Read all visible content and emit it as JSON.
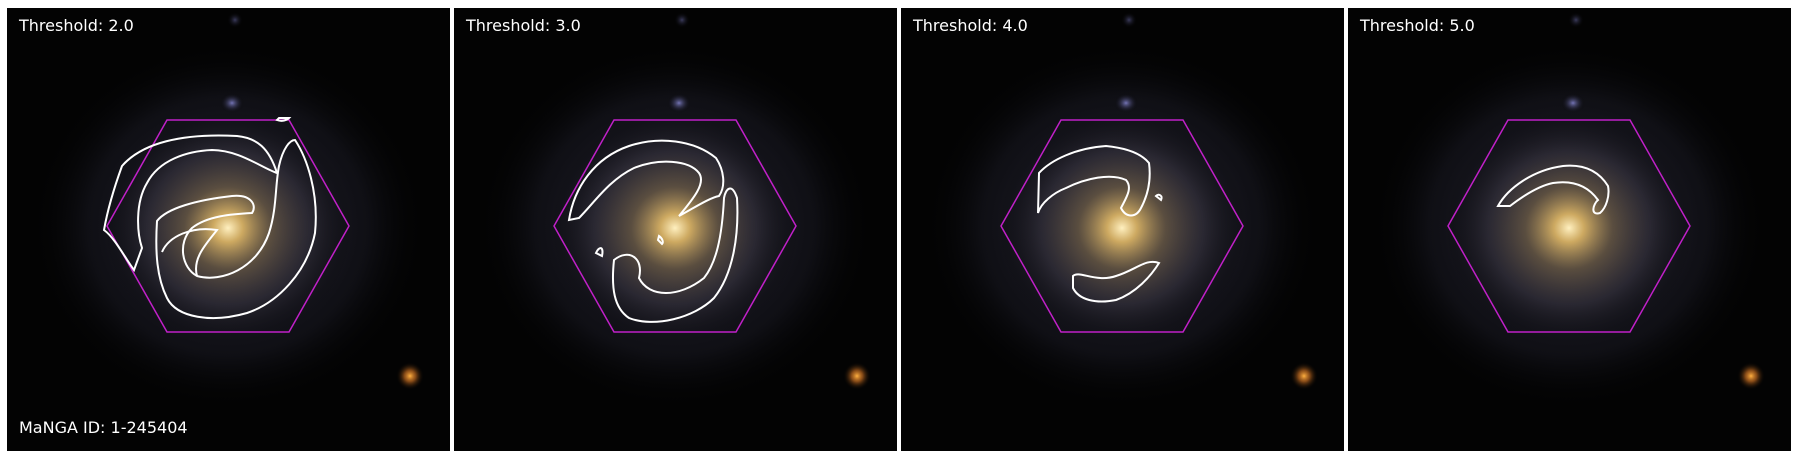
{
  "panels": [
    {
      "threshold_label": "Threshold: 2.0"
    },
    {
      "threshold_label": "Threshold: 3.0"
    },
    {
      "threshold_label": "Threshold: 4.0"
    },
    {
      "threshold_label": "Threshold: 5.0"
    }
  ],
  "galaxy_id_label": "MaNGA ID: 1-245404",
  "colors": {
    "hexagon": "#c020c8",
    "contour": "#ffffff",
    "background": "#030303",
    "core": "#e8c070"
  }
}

What to do: Print the entries above exactly, taking out only the pictures.

Exercise response:
Read all visible content and emit it as JSON.
{
  "panels": [
    {
      "threshold_label": "Threshold: 2.0"
    },
    {
      "threshold_label": "Threshold: 3.0"
    },
    {
      "threshold_label": "Threshold: 4.0"
    },
    {
      "threshold_label": "Threshold: 5.0"
    }
  ],
  "galaxy_id_label": "MaNGA ID: 1-245404",
  "colors": {
    "hexagon": "#c020c8",
    "contour": "#ffffff",
    "background": "#030303",
    "core": "#e8c070"
  }
}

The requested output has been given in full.